***** Available records *****

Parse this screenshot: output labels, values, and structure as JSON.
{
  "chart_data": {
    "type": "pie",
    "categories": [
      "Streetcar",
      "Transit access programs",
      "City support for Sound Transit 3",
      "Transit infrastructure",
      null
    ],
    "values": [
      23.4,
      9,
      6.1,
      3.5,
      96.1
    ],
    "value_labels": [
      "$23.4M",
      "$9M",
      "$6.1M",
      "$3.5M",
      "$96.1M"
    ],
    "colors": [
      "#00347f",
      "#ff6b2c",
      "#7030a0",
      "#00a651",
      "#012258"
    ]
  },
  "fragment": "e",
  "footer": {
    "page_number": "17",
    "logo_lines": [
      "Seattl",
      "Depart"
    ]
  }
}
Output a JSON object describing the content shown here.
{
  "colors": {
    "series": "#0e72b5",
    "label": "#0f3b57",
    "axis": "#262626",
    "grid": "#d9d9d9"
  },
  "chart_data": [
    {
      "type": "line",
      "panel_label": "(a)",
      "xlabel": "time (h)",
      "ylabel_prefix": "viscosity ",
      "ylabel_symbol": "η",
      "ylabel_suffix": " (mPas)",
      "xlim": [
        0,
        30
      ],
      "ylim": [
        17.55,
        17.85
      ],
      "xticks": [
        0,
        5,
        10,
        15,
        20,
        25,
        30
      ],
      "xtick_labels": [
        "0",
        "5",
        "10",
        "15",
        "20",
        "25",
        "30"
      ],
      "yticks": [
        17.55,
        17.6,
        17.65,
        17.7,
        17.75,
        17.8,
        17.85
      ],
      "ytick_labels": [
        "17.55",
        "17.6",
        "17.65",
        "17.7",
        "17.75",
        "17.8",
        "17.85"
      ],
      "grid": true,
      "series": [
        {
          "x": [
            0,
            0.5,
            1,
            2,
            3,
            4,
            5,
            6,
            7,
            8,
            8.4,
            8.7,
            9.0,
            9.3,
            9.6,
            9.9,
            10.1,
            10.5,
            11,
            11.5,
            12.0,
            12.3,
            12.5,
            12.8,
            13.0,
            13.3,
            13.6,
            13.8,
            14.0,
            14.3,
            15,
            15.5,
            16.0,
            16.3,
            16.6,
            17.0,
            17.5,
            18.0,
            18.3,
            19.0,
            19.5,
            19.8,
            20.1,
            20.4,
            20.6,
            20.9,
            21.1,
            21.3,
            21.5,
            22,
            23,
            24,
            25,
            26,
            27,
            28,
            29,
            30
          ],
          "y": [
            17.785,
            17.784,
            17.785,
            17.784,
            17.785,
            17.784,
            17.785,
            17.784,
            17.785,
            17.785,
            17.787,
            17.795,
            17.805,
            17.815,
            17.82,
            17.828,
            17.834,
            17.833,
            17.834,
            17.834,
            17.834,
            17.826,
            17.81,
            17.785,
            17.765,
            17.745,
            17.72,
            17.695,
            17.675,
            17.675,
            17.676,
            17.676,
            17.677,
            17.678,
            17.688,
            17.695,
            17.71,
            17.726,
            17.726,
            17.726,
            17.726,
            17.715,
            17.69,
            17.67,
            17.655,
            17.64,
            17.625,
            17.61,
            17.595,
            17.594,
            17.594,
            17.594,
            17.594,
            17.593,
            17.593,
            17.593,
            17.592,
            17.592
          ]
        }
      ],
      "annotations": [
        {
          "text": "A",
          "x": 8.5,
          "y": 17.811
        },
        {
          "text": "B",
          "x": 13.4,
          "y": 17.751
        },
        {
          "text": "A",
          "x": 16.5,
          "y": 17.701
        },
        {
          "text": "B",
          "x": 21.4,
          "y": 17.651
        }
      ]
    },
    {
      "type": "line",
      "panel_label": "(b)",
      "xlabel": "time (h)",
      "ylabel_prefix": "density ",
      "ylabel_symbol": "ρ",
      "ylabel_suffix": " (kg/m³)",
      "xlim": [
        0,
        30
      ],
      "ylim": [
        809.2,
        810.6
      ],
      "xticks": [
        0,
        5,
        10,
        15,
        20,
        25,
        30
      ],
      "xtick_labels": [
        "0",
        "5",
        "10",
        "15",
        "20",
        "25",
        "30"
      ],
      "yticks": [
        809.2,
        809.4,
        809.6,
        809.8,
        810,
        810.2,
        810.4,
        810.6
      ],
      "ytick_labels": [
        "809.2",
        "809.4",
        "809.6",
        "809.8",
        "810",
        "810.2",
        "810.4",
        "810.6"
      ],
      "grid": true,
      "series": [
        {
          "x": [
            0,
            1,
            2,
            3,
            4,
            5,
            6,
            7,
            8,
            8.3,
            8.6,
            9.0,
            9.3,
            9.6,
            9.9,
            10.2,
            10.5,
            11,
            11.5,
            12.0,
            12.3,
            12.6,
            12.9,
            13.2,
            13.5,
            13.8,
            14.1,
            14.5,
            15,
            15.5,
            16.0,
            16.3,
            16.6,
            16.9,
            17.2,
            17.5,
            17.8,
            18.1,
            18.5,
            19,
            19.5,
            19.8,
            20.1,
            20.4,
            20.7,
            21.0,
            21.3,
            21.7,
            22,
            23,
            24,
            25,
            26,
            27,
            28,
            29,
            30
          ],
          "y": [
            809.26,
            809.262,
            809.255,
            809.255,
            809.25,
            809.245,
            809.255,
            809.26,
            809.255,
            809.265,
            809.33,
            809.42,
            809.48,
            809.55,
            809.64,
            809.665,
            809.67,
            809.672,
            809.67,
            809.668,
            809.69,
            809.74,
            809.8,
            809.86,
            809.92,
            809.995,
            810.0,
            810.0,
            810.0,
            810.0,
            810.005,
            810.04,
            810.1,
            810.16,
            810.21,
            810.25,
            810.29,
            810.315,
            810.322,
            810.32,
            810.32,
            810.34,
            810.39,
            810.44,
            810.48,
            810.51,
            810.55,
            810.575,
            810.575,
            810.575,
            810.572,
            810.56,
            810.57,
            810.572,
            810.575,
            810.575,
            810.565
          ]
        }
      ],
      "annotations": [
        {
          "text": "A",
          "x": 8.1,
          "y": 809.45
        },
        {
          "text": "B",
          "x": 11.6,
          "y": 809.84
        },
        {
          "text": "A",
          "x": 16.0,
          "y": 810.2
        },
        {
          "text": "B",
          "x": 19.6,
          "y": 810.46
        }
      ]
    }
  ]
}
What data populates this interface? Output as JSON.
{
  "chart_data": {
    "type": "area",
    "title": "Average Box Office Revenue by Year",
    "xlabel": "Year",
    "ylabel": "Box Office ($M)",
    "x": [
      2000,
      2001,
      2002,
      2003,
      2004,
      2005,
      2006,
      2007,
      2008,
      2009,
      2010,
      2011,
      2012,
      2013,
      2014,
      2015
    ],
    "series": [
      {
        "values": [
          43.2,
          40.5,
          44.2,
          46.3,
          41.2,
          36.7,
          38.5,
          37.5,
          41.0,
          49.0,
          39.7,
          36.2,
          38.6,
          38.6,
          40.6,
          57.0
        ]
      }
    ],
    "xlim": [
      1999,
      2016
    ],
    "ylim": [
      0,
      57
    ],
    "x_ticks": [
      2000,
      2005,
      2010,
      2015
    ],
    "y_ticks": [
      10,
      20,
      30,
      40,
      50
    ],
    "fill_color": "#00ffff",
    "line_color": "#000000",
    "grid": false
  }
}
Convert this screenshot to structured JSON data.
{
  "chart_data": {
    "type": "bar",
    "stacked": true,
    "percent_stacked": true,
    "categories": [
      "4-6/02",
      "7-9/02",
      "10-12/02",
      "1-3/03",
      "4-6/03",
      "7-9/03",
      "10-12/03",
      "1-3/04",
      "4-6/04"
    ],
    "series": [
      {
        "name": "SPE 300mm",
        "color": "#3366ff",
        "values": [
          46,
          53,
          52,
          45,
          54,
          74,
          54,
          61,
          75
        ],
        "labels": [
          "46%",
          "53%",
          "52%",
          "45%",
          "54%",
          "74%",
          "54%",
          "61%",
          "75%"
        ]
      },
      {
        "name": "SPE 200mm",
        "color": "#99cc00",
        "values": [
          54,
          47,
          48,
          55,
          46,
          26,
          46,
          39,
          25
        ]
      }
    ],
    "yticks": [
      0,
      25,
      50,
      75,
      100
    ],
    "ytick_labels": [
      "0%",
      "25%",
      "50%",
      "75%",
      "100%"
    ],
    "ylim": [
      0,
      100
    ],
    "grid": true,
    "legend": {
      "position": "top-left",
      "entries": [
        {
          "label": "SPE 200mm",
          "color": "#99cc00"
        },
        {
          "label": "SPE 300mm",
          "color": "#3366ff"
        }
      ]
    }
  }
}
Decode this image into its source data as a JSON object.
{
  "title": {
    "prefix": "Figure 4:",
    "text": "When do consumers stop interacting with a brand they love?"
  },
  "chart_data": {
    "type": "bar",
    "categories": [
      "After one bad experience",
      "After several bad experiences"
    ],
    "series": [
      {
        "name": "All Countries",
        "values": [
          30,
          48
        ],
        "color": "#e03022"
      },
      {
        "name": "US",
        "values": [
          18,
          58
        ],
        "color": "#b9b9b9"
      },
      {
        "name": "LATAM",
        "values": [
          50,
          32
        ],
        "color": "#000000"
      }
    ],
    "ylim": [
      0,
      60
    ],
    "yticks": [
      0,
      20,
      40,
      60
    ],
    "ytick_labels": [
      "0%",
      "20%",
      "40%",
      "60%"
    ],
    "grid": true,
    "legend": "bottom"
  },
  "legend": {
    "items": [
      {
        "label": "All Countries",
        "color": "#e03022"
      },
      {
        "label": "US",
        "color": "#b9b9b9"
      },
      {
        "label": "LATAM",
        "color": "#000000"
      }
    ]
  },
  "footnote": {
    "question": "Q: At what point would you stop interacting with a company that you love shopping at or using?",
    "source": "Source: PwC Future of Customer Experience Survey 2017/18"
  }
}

*****

▶ _Work instructions_:
How many lines of the data contain the word "interacting"? Answer with the number alone.

▶ _Correct response_:
2